AIM OF THE TASK :: Write the lines of the listing as a JSON list of strings, one string per line and no blank lines. Begin with the first line of the listing and stop after the line that contains "status-time: 14:05 — [37, 42, 60, 52]".
== PROVIDED DATA
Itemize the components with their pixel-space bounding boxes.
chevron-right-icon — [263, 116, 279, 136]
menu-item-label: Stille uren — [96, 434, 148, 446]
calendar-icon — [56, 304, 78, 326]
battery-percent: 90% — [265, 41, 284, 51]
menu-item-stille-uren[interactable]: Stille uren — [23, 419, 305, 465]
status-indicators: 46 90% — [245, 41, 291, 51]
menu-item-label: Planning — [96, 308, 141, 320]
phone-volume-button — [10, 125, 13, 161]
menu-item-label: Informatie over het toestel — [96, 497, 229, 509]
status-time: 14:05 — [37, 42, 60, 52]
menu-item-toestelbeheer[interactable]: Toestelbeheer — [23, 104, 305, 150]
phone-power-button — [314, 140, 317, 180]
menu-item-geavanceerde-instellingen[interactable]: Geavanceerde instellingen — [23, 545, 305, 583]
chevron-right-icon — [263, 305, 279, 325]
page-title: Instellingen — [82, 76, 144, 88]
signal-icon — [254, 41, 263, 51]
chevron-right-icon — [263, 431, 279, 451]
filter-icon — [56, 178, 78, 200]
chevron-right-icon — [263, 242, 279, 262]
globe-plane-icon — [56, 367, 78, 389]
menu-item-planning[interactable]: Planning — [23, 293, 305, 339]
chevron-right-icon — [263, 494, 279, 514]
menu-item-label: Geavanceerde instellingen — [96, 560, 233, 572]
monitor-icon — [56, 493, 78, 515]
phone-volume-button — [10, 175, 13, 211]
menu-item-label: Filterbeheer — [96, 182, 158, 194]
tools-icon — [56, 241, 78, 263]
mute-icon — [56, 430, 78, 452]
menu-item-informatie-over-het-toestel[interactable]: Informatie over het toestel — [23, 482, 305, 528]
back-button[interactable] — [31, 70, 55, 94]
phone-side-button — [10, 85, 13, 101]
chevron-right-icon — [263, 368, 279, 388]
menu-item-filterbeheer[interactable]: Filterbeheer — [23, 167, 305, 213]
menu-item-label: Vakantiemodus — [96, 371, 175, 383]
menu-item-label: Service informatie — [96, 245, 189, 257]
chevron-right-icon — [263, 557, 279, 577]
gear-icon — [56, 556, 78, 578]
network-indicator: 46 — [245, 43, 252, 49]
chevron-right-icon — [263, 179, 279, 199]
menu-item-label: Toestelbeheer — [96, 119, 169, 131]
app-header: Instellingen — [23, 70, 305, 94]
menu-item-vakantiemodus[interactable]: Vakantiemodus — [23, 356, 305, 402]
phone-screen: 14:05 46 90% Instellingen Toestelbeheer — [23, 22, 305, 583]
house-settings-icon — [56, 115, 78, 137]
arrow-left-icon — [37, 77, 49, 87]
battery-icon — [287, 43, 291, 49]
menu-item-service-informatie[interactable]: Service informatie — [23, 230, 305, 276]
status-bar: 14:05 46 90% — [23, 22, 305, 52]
====
RESPONSE TO THIS EXERCISE ::
[
  "Itemize the components with their pixel-space bounding boxes.",
  "chevron-right-icon — [263, 116, 279, 136]",
  "menu-item-label: Stille uren — [96, 434, 148, 446]",
  "calendar-icon — [56, 304, 78, 326]",
  "battery-percent: 90% — [265, 41, 284, 51]",
  "menu-item-stille-uren[interactable]: Stille uren — [23, 419, 305, 465]",
  "status-indicators: 46 90% — [245, 41, 291, 51]",
  "menu-item-label: Planning — [96, 308, 141, 320]",
  "phone-volume-button — [10, 125, 13, 161]",
  "menu-item-label: Informatie over het toestel — [96, 497, 229, 509]",
  "status-time: 14:05 — [37, 42, 60, 52]"
]